## EXERCISE AIM
Copy the records word for word, from the first line through the line that contains "svg-text:VOTE: VOTE <box>243 42 262 49</box>", and include both of those lines.

** Begin **

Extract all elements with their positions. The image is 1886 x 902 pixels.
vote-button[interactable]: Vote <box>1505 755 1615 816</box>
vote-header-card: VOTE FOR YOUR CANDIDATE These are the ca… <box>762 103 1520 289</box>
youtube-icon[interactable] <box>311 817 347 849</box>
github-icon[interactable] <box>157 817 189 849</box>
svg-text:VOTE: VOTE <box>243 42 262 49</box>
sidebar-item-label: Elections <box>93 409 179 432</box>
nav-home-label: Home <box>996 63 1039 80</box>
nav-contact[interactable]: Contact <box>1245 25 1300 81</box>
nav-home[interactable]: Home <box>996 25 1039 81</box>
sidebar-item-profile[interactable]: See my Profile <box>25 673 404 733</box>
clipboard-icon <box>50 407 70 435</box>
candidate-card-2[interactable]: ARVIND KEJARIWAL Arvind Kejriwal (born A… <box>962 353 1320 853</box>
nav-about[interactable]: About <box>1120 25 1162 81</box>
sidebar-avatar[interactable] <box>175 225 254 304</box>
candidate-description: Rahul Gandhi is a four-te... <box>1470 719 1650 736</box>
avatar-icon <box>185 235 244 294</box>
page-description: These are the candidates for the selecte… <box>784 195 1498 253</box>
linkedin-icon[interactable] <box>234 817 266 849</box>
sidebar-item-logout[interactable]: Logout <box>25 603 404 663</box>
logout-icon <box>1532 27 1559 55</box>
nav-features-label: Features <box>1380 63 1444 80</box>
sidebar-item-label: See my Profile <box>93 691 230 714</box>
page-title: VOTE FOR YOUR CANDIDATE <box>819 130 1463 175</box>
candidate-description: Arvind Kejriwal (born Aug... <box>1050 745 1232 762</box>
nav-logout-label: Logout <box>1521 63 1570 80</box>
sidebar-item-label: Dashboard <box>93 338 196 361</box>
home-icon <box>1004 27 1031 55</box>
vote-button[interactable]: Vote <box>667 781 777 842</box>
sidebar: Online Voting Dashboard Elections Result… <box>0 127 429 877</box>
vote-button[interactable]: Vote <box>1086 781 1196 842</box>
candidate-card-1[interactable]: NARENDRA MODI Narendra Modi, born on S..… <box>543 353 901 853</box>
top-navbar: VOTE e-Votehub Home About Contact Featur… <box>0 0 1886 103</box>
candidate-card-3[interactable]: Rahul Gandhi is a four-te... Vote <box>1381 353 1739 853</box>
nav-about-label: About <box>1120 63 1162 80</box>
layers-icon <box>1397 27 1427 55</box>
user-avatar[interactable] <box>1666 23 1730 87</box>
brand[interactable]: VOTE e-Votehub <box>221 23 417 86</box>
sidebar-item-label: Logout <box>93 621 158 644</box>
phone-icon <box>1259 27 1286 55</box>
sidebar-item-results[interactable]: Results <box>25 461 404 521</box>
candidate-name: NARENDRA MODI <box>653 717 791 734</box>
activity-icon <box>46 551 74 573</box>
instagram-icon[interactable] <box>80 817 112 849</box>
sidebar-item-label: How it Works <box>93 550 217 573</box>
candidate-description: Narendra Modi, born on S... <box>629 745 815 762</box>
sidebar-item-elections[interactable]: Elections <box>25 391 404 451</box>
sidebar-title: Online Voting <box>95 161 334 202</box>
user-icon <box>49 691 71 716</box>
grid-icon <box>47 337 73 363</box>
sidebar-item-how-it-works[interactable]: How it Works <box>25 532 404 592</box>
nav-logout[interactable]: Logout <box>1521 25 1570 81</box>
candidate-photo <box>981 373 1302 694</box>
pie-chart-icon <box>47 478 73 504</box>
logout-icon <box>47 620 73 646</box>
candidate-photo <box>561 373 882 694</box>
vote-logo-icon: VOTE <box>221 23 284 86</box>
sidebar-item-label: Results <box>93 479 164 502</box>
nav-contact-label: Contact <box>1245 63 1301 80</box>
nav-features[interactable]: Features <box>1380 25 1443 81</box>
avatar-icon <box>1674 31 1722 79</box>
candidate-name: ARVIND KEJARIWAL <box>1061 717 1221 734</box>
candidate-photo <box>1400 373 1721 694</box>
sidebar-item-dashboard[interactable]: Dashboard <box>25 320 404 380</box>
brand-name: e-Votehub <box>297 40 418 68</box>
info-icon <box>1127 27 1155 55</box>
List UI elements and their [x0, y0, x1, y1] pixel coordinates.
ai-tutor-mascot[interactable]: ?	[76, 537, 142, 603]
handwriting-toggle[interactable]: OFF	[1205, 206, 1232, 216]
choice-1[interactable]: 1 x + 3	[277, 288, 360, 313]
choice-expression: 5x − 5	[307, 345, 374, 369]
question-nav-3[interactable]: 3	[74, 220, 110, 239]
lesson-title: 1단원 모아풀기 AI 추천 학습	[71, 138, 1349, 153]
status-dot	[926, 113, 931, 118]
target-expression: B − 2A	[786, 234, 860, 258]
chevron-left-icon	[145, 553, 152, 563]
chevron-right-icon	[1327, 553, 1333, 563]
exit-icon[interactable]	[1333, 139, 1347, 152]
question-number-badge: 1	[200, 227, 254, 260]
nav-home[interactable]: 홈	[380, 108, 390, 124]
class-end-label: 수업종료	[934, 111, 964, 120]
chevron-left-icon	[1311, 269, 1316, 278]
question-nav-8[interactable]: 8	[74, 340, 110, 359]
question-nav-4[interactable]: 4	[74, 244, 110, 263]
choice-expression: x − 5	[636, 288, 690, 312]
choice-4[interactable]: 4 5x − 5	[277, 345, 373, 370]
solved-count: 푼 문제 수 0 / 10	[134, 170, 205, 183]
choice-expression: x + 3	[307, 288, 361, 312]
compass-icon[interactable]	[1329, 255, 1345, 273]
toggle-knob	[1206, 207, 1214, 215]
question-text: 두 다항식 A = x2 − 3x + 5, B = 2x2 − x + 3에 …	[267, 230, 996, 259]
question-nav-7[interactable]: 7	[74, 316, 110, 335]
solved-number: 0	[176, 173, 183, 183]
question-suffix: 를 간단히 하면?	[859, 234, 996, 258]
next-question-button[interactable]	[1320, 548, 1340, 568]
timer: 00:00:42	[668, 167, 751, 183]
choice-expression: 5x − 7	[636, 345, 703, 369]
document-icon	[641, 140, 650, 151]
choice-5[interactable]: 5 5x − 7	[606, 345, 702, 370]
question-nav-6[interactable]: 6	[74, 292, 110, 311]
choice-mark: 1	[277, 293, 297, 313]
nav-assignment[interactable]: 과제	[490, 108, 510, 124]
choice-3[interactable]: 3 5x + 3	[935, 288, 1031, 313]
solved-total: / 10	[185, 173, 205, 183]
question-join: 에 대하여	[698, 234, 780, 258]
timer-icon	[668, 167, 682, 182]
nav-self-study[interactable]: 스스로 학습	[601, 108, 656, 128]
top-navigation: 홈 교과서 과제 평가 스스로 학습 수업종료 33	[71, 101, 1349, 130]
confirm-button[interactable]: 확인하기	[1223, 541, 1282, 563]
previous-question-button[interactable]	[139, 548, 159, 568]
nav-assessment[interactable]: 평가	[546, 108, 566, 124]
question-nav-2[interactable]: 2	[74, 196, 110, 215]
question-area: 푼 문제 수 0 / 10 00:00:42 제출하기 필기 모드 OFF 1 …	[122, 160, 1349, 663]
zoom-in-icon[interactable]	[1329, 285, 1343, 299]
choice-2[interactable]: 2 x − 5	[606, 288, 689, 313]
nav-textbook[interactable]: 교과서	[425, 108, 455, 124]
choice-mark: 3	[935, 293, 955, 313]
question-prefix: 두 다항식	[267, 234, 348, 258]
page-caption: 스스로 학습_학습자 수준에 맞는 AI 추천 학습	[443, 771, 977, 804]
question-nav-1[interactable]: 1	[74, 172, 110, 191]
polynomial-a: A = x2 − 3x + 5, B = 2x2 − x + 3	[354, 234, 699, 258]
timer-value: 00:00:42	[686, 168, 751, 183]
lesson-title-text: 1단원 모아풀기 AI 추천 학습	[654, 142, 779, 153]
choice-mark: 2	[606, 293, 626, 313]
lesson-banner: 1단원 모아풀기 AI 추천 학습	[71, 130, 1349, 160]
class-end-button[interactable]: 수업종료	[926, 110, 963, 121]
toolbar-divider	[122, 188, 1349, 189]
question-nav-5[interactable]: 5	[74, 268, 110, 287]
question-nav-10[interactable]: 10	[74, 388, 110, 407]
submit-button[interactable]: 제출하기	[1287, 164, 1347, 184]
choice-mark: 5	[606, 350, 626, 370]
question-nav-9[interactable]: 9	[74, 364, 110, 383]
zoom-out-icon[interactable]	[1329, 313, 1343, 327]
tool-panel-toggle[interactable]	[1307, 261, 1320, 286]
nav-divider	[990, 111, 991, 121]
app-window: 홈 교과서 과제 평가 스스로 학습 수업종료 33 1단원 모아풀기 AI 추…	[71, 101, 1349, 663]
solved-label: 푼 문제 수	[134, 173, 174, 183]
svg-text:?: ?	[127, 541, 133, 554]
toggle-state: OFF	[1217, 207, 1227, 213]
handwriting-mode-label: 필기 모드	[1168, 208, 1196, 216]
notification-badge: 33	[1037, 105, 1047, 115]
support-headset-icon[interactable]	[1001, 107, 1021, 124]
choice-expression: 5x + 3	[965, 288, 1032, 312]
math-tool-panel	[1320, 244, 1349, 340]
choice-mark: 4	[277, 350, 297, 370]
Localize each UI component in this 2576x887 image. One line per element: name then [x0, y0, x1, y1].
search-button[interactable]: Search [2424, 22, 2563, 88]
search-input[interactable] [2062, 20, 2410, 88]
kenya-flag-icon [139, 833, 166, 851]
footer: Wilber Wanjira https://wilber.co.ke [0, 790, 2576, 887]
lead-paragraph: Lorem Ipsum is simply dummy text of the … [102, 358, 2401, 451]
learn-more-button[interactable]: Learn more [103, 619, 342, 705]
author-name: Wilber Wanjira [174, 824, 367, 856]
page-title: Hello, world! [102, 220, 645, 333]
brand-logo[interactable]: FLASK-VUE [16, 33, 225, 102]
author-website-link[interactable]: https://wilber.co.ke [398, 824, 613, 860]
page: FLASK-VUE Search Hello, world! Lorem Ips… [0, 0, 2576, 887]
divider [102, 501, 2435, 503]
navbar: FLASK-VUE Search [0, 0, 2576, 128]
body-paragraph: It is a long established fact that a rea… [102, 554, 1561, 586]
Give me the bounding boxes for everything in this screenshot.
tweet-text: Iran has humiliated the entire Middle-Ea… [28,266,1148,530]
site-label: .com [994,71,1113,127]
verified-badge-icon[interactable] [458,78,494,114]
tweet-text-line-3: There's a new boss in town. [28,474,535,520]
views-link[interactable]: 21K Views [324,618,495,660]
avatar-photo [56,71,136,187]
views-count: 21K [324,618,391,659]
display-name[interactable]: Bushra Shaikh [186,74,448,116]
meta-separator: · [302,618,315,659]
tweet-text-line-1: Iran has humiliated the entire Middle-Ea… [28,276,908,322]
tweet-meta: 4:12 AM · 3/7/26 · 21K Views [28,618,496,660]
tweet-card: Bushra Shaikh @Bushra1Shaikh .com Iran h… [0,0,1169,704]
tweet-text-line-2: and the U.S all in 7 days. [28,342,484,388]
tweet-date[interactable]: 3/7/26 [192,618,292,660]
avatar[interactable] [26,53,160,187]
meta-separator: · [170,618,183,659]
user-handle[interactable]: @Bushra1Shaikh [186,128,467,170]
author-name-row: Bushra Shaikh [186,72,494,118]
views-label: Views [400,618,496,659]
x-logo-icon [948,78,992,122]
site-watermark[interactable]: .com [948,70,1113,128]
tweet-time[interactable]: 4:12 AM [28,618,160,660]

** End **

## RESULT
Extract all elements with their positions. The image is 1886 x 902 pixels.
vote-button[interactable]: Vote <box>1505 755 1615 816</box>
vote-header-card: VOTE FOR YOUR CANDIDATE These are the ca… <box>762 103 1520 289</box>
youtube-icon[interactable] <box>311 817 347 849</box>
github-icon[interactable] <box>157 817 189 849</box>
svg-text:VOTE: VOTE <box>243 42 262 49</box>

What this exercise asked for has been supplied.